| Stated exercise |
Only the number is wanted: count the lines that include the word "County".

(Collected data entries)
------------------------------------------------

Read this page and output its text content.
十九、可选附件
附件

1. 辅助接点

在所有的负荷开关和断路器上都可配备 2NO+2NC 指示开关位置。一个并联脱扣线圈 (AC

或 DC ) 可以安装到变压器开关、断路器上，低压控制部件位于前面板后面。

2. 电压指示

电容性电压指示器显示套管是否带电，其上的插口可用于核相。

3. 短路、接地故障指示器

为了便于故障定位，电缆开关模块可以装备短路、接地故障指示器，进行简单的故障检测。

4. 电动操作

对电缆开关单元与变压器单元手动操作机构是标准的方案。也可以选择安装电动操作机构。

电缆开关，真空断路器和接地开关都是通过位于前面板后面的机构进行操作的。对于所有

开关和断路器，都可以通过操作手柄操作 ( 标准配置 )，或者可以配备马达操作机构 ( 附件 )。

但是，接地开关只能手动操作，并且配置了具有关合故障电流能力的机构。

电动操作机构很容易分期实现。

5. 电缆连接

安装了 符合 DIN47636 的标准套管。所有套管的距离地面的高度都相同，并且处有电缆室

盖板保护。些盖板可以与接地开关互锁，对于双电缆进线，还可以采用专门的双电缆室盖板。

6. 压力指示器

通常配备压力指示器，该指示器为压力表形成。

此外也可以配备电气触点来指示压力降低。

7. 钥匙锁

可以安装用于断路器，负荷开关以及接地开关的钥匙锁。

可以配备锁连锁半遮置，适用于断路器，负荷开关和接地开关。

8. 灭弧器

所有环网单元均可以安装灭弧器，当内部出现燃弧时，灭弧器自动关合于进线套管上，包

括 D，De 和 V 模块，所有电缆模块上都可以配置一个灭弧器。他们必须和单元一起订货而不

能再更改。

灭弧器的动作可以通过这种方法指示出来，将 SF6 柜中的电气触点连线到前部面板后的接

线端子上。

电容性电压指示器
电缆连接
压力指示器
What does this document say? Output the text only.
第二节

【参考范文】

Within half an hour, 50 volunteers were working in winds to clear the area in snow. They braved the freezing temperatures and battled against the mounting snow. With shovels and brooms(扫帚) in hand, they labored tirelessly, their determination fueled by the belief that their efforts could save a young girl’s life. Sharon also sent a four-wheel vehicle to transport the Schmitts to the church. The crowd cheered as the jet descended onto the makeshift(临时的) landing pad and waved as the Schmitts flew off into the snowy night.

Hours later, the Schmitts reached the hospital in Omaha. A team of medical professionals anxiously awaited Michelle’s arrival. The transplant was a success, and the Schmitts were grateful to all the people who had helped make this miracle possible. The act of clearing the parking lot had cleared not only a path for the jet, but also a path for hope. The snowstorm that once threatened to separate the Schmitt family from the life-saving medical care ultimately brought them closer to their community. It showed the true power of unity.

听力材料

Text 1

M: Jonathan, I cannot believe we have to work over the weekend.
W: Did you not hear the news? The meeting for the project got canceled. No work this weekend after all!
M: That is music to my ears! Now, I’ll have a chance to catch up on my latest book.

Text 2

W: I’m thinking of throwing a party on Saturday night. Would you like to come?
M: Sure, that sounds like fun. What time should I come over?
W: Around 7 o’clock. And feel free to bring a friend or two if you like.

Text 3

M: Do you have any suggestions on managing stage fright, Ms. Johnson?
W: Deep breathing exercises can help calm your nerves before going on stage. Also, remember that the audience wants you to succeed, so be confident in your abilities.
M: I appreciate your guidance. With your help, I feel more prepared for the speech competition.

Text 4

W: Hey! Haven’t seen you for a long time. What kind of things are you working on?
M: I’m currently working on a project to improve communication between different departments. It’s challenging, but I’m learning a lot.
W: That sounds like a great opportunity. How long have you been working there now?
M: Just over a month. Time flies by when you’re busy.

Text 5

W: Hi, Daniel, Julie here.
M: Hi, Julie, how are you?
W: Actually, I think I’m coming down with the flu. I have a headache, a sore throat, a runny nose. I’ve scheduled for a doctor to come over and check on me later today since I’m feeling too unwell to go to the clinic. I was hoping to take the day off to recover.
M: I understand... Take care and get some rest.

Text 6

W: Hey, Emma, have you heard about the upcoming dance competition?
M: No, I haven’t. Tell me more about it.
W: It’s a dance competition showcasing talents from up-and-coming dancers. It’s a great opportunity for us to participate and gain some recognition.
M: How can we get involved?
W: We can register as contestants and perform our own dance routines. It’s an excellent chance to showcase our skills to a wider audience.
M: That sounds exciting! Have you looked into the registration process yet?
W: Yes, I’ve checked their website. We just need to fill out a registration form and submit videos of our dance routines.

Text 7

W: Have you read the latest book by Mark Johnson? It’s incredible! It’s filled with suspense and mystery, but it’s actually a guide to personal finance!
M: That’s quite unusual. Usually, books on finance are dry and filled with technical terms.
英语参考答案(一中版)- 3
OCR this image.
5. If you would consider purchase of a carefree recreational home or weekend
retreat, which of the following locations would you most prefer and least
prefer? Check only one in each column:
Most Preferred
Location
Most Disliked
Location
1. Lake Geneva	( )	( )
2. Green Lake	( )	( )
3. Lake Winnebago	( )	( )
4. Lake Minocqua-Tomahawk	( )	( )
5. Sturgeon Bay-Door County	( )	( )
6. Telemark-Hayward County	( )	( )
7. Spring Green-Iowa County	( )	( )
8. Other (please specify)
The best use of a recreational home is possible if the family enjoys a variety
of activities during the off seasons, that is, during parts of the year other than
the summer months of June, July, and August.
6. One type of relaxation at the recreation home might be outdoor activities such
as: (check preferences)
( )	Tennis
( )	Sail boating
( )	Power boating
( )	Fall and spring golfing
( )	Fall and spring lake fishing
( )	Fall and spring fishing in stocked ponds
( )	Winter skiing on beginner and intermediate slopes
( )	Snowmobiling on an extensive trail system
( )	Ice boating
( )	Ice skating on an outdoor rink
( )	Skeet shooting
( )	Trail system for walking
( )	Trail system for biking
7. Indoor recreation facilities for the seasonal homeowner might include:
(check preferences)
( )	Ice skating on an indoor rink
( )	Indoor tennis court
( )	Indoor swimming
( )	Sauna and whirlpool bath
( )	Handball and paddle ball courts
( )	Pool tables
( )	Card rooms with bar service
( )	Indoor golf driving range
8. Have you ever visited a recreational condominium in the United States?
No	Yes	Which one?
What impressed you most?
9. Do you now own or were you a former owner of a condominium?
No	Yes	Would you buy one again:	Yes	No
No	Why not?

------------------------------------------------

| Result |
3